EXERCISE OBJECTIVE
Give, as a bare number, the count of lines that contain the word "JSON".

STORED DATA
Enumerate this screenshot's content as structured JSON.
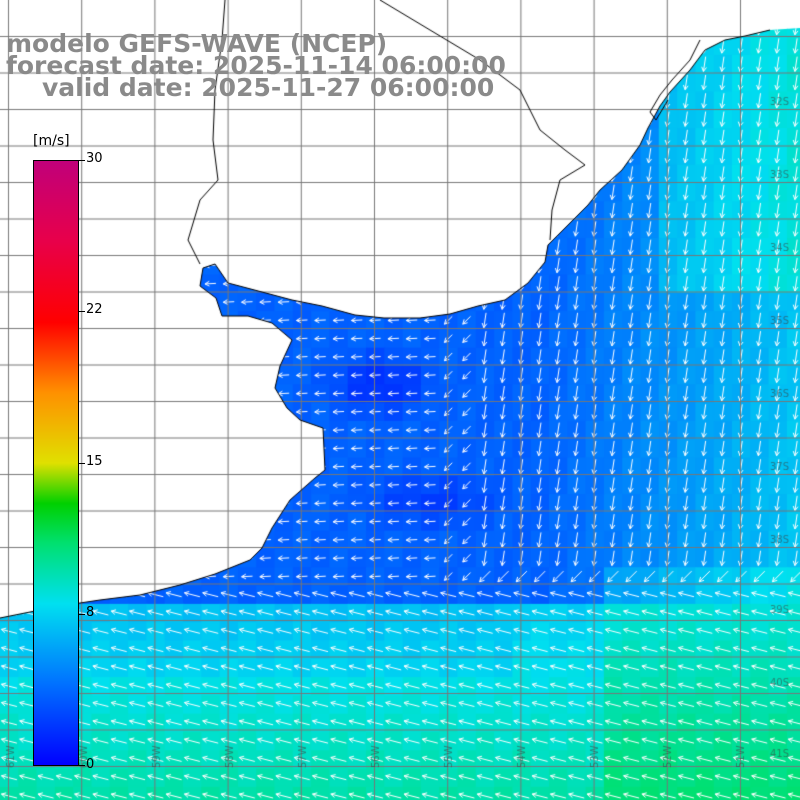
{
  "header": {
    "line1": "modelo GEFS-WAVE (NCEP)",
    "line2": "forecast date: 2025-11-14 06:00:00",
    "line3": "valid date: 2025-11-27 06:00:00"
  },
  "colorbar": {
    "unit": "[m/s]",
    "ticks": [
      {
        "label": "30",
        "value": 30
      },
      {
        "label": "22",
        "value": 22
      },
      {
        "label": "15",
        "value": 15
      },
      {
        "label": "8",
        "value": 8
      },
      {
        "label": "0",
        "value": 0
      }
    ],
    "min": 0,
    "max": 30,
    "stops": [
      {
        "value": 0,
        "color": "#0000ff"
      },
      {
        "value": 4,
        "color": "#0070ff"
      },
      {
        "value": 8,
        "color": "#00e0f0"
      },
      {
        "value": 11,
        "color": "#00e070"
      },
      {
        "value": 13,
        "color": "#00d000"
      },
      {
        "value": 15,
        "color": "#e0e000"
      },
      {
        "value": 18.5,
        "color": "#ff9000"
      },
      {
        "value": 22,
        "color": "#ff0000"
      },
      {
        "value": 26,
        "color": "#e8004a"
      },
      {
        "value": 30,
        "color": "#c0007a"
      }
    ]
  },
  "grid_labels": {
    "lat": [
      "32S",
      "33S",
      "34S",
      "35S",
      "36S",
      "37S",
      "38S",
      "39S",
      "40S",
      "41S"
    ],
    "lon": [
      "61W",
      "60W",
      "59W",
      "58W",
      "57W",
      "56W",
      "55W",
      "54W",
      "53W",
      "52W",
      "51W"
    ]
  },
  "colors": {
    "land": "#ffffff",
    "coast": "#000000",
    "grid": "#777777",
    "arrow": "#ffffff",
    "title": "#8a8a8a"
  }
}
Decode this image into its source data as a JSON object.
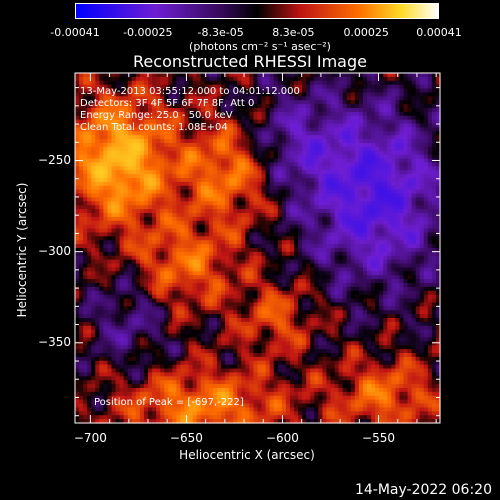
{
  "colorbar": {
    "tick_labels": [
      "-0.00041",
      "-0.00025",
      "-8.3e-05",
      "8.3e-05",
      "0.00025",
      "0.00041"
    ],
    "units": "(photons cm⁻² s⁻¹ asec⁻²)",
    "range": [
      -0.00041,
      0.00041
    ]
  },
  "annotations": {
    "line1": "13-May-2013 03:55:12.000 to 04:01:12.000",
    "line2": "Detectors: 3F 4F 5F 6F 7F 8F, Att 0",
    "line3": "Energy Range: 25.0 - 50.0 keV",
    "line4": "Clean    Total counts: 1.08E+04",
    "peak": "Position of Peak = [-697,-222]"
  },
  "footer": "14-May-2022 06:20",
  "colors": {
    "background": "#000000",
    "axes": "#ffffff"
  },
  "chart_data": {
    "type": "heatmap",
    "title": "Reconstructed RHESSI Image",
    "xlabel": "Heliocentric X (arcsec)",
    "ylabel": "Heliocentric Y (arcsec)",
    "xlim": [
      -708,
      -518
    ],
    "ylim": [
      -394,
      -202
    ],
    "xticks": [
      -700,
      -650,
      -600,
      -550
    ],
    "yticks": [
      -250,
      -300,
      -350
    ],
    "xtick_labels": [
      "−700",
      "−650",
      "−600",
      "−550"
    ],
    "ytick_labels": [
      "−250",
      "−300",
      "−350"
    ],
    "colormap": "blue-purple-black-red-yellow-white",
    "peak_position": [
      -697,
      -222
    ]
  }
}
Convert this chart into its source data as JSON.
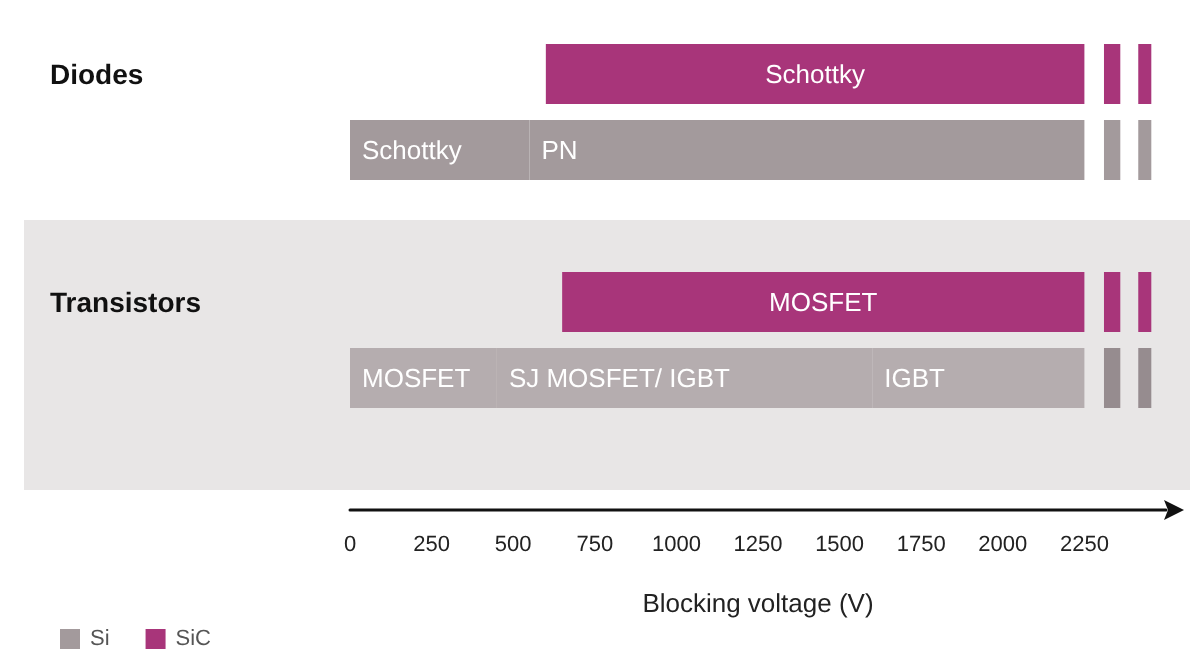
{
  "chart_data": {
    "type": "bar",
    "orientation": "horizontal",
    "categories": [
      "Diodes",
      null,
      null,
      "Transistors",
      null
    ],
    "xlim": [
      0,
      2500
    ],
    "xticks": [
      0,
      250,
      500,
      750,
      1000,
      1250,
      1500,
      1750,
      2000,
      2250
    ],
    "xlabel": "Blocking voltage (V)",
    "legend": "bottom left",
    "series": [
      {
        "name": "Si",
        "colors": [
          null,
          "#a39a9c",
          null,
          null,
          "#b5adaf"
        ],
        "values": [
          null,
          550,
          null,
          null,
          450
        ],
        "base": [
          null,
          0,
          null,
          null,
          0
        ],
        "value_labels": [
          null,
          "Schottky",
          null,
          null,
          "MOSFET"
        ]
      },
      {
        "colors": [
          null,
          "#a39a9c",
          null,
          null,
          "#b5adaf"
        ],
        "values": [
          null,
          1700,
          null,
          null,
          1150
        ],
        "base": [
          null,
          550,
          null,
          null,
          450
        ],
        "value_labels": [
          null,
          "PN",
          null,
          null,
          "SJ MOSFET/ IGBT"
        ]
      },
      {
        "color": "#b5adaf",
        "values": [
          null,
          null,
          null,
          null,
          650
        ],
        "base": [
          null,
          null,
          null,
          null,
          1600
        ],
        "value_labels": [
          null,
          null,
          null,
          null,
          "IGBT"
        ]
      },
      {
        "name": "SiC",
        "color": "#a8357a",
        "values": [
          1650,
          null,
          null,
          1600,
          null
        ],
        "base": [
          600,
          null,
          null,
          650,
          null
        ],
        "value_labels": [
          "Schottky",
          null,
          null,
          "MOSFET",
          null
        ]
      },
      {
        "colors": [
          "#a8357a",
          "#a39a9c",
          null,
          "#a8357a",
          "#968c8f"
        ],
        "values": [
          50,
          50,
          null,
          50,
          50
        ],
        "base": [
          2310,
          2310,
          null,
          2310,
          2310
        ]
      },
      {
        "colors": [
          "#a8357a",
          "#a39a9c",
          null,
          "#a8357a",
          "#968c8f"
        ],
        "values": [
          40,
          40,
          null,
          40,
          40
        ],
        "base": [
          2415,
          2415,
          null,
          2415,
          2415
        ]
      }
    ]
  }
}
* * *
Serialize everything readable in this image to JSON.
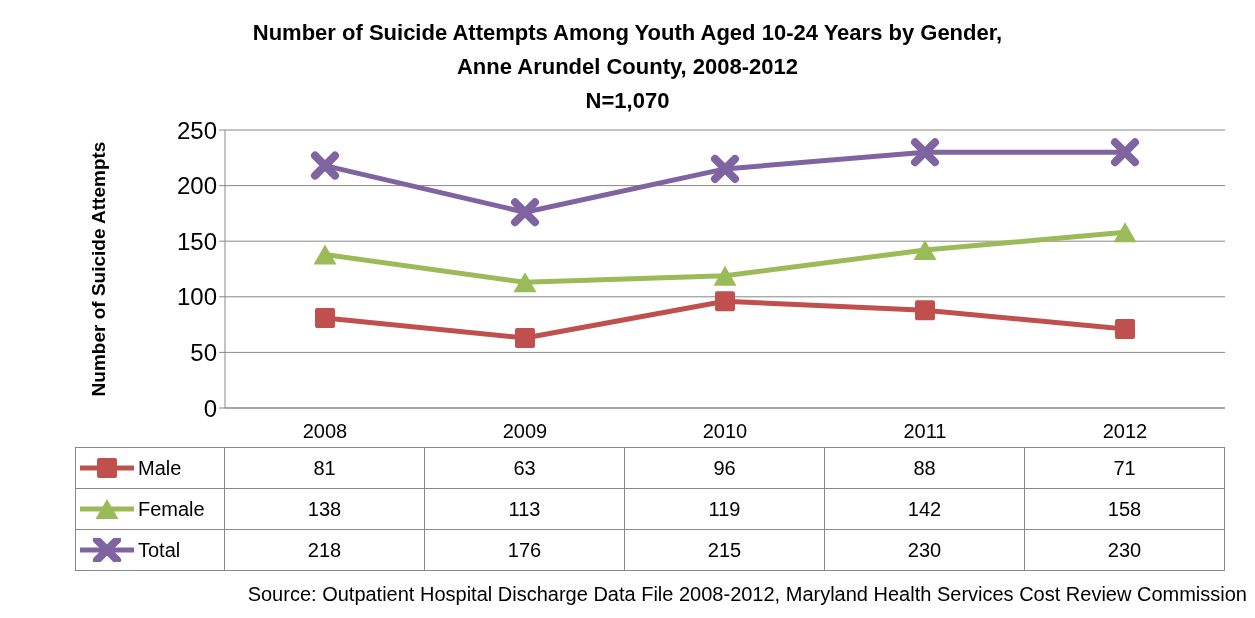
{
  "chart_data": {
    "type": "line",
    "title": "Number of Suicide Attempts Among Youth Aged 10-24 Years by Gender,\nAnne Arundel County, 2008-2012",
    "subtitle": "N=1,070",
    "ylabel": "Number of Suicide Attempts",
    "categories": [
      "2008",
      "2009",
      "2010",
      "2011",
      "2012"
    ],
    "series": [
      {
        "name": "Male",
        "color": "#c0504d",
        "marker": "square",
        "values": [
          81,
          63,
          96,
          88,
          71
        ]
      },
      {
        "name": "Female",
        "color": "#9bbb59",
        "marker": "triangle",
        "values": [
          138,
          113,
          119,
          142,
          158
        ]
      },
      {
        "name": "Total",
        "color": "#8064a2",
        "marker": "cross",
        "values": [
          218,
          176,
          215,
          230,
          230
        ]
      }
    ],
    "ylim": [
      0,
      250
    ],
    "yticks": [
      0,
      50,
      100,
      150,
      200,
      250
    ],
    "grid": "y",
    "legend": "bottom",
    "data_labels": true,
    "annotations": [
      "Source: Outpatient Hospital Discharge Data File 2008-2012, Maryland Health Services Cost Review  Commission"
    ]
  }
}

SOLUTION TO THIS EXERCISE
4